◆ Exercise requirements ◆
Check each line of the listing, and copy it if it contains the word "text".

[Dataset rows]
────────────────
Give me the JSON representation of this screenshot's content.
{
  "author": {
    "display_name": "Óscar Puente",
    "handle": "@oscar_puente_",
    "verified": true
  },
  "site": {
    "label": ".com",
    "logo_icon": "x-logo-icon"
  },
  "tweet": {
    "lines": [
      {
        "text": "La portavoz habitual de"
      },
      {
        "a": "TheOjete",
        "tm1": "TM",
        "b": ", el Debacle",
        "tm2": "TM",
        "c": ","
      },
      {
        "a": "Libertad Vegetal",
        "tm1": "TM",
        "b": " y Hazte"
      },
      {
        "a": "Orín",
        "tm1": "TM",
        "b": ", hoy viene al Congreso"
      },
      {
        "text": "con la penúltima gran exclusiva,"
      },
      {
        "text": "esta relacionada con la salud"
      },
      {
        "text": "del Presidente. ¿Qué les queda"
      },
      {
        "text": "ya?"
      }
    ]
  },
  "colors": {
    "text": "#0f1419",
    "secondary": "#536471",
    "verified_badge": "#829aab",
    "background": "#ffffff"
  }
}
────────────────
◆ Complete answer ◆
        "text": "La portavoz habitual de"
        "text": "con la penúltima gran exclusiva,"
        "text": "esta relacionada con la salud"
        "text": "del Presidente. ¿Qué les queda"
        "text": "ya?"
    "text": "#0f1419",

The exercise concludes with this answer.